** begin Document segment **

Monday, September 15, 2008
Searching for Odysseus
Searching for epic hero Odysseus in the winds of history
BY JOHN KRETSCHMER
Special to the Herald
Retracing the route of Odysseus, that cunning and capable mariner immortalized in Homer's epic poems, seemed like a noble quest back at the Flocafe in Piraeus, Athens' port. With one bottle of ouzo behind us and another just arriving, our band of six made the decision to head for Troy on the northwest coast of Turkey. From there we would follow the wake of Odysseus to Ithaca, his home island on the other side of Greece. We would visit lands where historians believe he called and look for evidence of his visit carved in rock.
As sailors, we were also searching for something else, something more elusive: the scent of his unbreakable spirit. That, we knew, we'd find only on the protean surface of the sea.
Chasing history is fraught with risk, especially in the moody Aegean where the sailor's saw, ''there's either no wind or a gale'' is distressingly accurate. Just days into the trip, my 47-foot sailboat, Quetzal, was pinned to a decrepit, pock-marked concrete quay on the island of Andros. Aeolus, the Greek God of Wind and Odysseus' old nemesis, was whooping it up, hurling 50 and 60 knot gusts down the steep slopes rimming the harbor and mocking our tight schedule with each fearful blast.
A few slime-covered inflatable fenders and a spider's web of chafed mooring lines secured to wobbly lampposts were keeping Quetzal from being dashed against the rocks. Feeling kinship with poor Odysseus and lamenting another lost day, I retreated to a nearby taverna to ride out the storm.

** end Document segment **
** begin Dataset rows **

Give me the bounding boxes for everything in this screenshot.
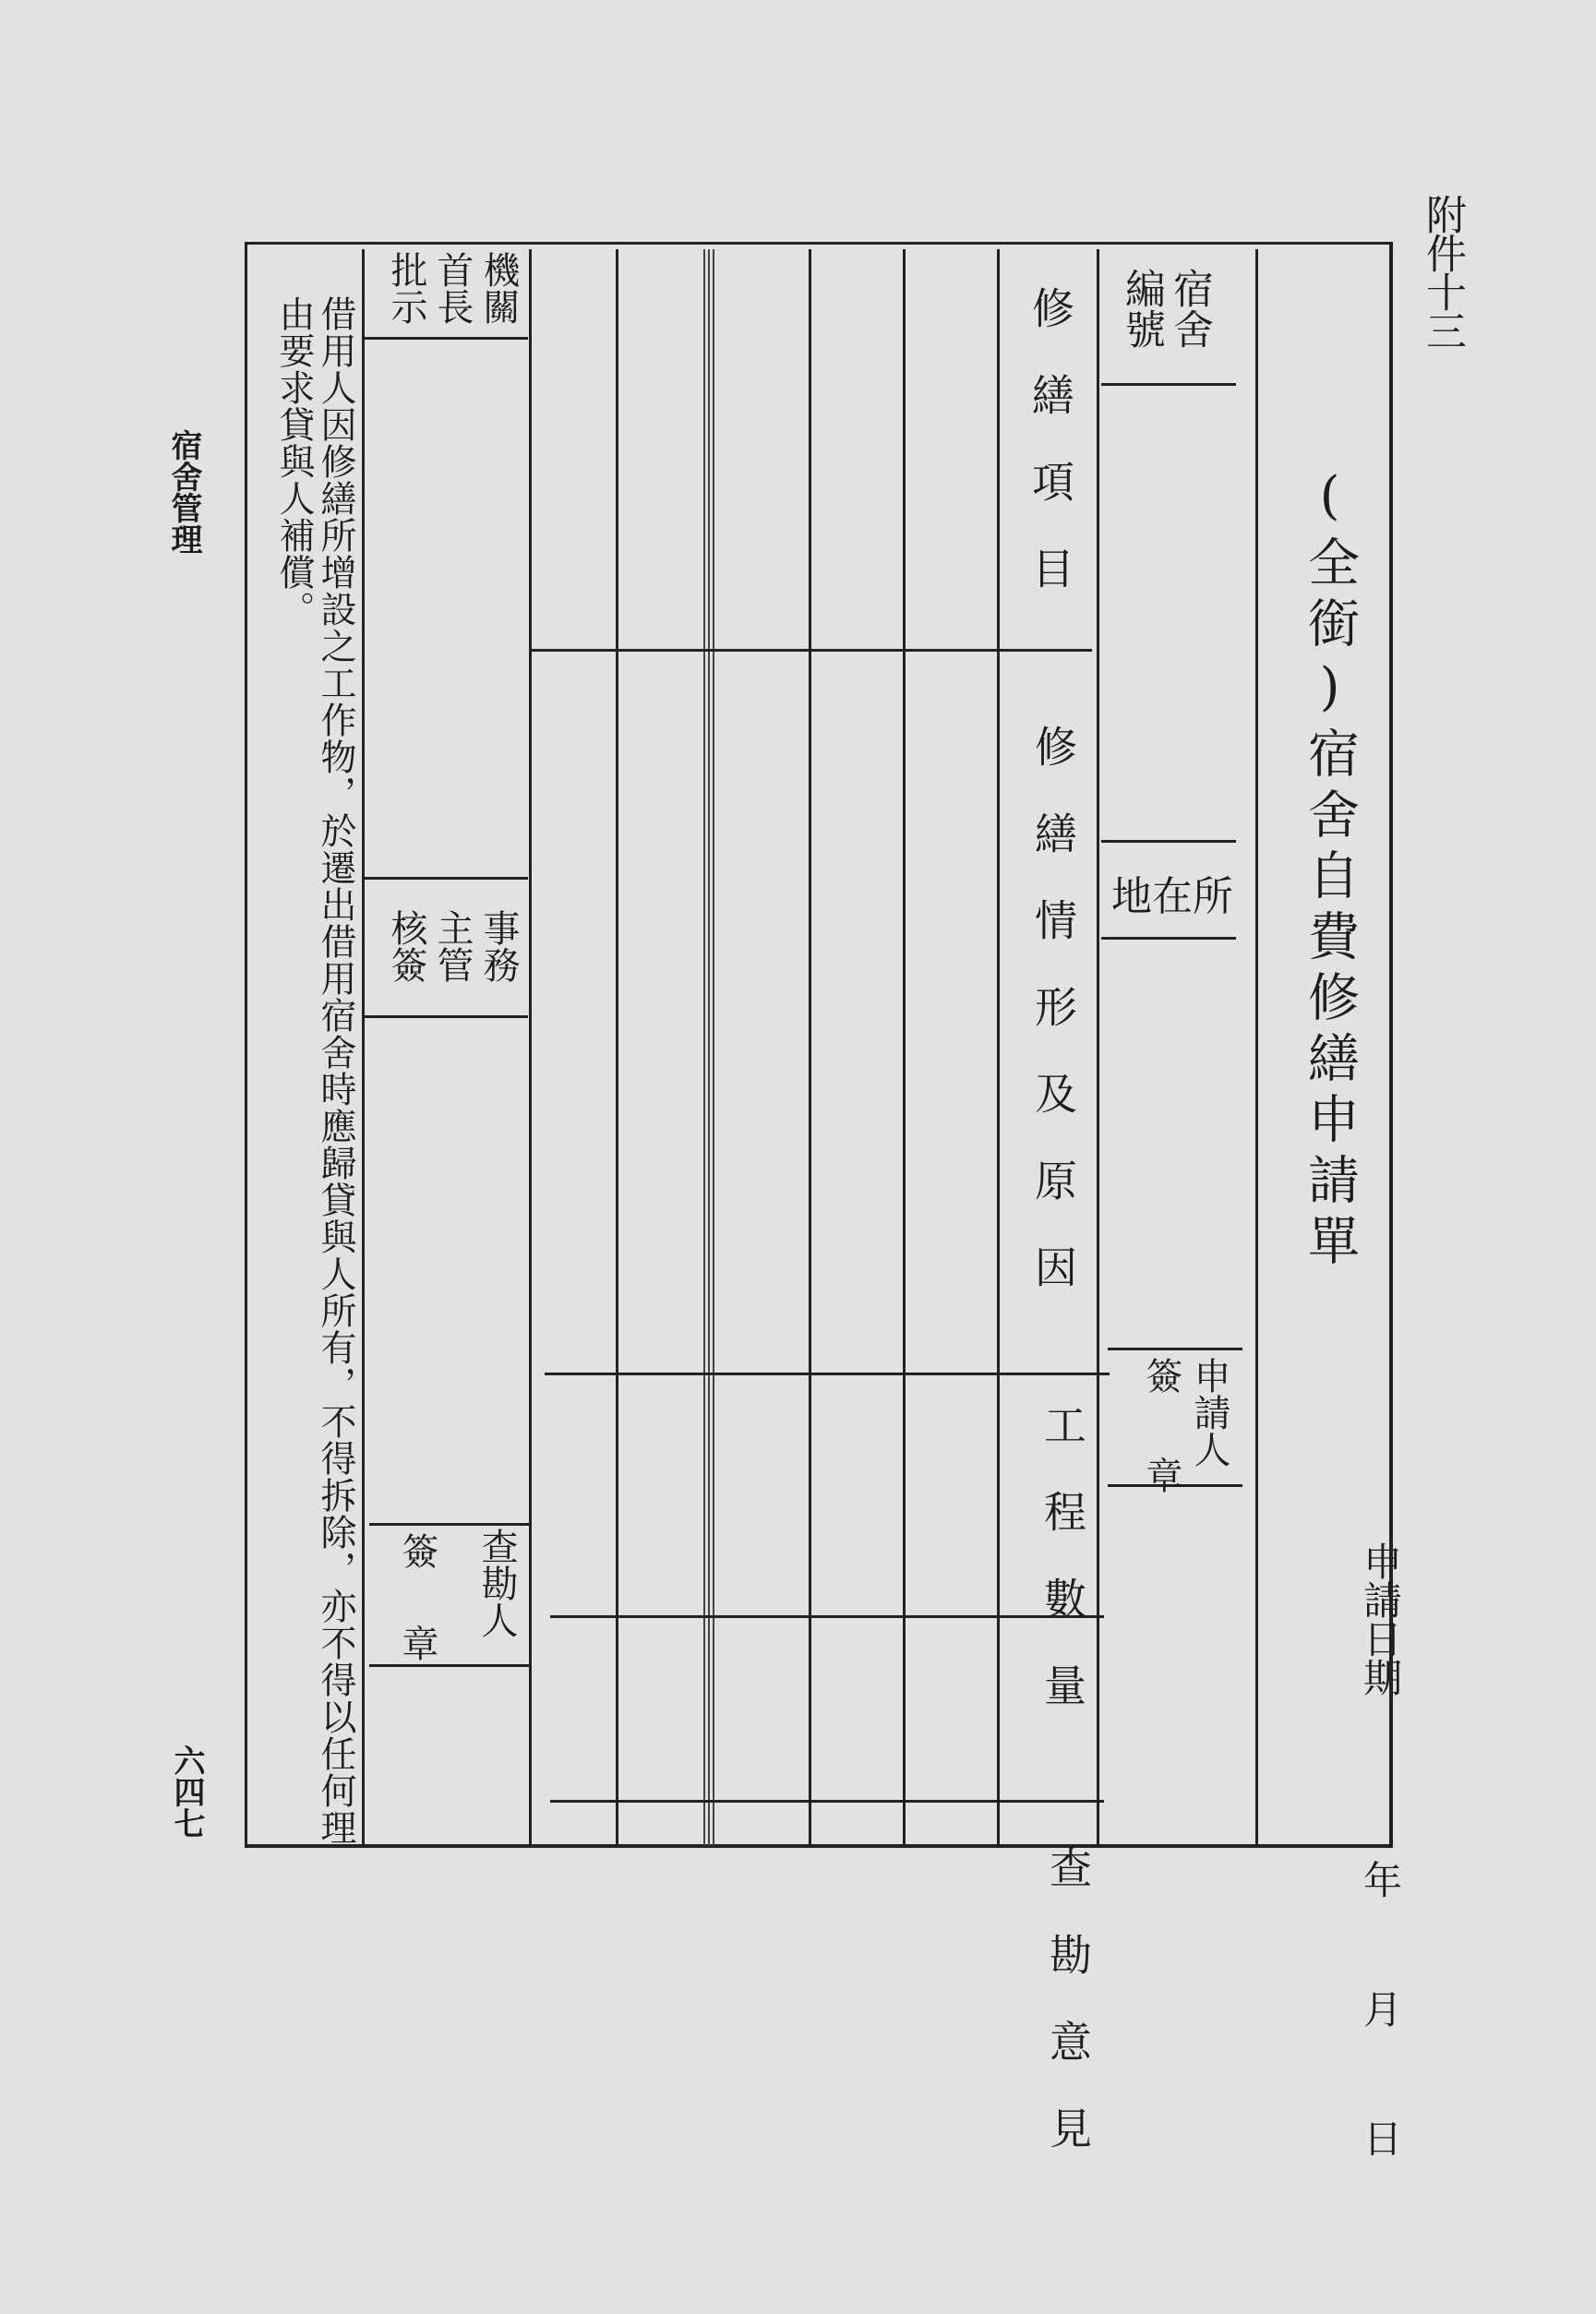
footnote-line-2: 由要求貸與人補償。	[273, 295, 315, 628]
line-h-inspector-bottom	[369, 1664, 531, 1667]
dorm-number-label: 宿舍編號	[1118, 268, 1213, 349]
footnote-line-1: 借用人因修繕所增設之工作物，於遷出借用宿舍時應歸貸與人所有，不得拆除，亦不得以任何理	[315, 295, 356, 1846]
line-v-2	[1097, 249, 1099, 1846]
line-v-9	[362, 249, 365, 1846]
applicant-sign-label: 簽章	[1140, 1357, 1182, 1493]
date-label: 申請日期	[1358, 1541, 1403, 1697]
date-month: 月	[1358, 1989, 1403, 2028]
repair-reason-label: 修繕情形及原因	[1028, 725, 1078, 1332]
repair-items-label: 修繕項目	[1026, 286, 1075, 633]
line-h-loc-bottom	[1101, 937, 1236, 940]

** end Dataset rows **

* [Required work]:
- A) Translate this sentence from the Odysseus sailing article into Spanish: "That, we knew, we'd find only on the protean surface of the sea."
- B) Resume the article about sailing in Odysseus' wake, writing on from its final sentence.

* [Task answers]:
- A) Eso, lo sabíamos, solo lo encontraríamos en la superficie proteiforme del mar.

- B)
You may recall Odysseus, the King of Ithaca, as one of the heros in the Iliad, Homer's poem describing Greece's 10-year siege of Troy around the year 1200 BC. The war began when Helen, wife of the King of Sparta and said to be the most beautiful woman of her time, ran off with the Trojan prince Paris. There is nothing like a jealous husband with good connections for starting a war. During the long fight Odysseus proved brave and crafty, coming up with the idea of the gift horse that eventually led to the fall of Troy.
Unfortunately for our hero, his troubles were just beginning when his small fleet of 12 ships, loaded down with the spoils of victory, turned homeward. The Odyssey, describing his 10-year voyage home, is the best sea story of all time. Wiley Odysseus survives encounters with Polyphemus the Cyclops; Scylla the six-headed sea monster; those tricky Sirens, Circe and Calypso; vengeful Aeolus and a host other mortals and immortals before eventually return home to his devoted wife Penelope.
Scholars debate whether Odysseus was an actual person or a product of the poet's imagination. Most likely, he was both, which makes following his circuitous route from Troy to Ithaca open to interpretation.
Most classicists have Odysseus careening all over the Mediterranean Sea, from Troy to the Pillars of Hercules, to the coast of Tunisia, and onto Sicily. And while I love this fanciful idea of him visiting far-flung lands, it's not practical. Historian and sailor Tim Severin believes that Odysseus' wanderings were modest in miles but no less adventuresome. He built a replica Greek galley and pieced together a logical route that places Odysseus primarily in Greek waters. This was the route we hoped to follow.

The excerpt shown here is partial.